Reproduce word for word the portion of the data that begins at its first line and ends with the line containing "chrome-icon: ↗ — [16, 108, 60, 152]", including both of these lines.

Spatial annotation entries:
## start

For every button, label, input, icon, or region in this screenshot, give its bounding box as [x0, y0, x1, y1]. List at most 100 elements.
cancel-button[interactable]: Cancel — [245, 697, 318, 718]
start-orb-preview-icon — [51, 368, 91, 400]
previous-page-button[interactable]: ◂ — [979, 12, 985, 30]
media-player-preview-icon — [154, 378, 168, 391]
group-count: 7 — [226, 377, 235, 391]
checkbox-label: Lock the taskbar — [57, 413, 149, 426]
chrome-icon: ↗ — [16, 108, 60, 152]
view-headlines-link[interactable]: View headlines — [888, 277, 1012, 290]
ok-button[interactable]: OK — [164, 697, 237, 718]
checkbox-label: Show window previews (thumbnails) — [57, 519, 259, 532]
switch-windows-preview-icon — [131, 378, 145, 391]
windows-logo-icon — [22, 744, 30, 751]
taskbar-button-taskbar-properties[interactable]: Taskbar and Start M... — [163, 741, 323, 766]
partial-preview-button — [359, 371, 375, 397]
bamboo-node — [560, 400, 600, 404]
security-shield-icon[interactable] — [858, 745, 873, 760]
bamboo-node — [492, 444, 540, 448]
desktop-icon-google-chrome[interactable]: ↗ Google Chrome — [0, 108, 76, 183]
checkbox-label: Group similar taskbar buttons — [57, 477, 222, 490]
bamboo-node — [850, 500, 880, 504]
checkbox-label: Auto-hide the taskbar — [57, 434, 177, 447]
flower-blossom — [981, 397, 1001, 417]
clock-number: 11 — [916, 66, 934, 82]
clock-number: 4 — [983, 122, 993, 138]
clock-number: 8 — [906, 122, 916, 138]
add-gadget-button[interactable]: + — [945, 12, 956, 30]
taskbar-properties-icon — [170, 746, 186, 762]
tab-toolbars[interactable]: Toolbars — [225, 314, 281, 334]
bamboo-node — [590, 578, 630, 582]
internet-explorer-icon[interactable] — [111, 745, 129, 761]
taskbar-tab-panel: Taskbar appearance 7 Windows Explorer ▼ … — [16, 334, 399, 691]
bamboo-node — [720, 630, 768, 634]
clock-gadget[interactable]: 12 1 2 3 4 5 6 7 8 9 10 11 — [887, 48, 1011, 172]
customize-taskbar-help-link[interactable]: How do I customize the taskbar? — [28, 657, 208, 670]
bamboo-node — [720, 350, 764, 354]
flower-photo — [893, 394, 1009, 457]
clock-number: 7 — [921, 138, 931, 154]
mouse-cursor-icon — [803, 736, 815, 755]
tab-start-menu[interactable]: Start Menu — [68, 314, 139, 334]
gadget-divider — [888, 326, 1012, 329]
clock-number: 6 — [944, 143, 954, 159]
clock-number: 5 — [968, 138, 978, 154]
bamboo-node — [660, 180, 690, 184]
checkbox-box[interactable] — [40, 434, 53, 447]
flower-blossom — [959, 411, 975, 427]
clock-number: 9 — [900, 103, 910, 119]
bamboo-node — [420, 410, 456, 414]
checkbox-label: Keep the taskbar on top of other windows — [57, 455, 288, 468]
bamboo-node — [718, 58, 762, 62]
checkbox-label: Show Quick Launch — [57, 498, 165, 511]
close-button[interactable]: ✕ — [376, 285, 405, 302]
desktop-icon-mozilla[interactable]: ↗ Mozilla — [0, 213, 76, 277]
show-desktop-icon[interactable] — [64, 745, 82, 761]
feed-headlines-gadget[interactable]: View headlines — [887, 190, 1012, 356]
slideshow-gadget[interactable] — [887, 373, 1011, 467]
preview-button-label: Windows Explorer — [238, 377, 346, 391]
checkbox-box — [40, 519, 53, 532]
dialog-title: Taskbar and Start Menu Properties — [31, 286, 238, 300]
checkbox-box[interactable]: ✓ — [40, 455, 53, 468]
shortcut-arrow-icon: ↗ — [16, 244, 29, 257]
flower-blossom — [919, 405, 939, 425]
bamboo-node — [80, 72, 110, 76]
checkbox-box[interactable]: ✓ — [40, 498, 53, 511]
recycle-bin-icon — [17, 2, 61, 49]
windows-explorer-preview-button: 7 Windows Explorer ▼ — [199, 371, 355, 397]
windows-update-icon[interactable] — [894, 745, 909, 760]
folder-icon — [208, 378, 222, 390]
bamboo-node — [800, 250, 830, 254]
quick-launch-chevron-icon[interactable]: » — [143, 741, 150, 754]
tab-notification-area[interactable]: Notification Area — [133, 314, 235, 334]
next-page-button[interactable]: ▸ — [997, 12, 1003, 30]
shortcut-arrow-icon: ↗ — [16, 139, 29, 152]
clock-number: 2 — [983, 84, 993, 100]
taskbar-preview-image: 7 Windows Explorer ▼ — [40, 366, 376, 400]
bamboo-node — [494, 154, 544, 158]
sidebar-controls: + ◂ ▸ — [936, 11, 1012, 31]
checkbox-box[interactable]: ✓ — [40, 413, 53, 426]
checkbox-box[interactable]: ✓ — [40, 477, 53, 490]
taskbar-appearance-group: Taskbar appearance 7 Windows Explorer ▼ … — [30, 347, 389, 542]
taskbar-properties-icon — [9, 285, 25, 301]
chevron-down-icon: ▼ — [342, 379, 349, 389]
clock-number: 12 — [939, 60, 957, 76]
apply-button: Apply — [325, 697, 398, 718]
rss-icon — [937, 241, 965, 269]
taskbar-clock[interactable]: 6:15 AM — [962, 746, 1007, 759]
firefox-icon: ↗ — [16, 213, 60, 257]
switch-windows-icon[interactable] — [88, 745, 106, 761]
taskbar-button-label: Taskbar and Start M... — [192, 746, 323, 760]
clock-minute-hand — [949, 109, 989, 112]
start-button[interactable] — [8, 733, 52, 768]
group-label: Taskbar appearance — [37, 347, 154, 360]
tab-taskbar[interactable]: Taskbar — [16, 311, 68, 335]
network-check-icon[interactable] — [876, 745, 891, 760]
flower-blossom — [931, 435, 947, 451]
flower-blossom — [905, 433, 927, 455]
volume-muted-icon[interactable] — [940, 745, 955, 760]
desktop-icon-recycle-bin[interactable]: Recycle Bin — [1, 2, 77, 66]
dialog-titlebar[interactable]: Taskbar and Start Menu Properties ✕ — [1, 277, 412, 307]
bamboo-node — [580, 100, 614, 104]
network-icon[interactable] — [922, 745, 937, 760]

## end

§ **Complete output**:
For every button, label, input, icon, or region in this screenshot, give its bounding box as [x0, y0, x1, y1]. List at most 100 elements.
cancel-button[interactable]: Cancel — [245, 697, 318, 718]
start-orb-preview-icon — [51, 368, 91, 400]
previous-page-button[interactable]: ◂ — [979, 12, 985, 30]
media-player-preview-icon — [154, 378, 168, 391]
group-count: 7 — [226, 377, 235, 391]
checkbox-label: Lock the taskbar — [57, 413, 149, 426]
chrome-icon: ↗ — [16, 108, 60, 152]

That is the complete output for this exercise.